### TASK DIRECTIONS
Filter the lines below and copy each one that contains the word "page".

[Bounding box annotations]

##############################

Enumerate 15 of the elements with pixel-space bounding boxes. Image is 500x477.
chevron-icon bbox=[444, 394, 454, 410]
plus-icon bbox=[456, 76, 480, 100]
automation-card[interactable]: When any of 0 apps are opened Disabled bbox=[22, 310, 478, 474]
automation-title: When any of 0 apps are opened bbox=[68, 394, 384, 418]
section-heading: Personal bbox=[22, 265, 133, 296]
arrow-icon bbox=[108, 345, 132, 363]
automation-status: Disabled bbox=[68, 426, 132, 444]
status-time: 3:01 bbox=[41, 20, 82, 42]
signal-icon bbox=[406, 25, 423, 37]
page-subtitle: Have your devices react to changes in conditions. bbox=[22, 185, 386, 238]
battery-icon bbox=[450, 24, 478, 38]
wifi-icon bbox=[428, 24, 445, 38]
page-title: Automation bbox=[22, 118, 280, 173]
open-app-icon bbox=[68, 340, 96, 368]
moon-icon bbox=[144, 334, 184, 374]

##############################

### IN RESPONSE
page-subtitle: Have your devices react to changes in conditions. bbox=[22, 185, 386, 238]
page-title: Automation bbox=[22, 118, 280, 173]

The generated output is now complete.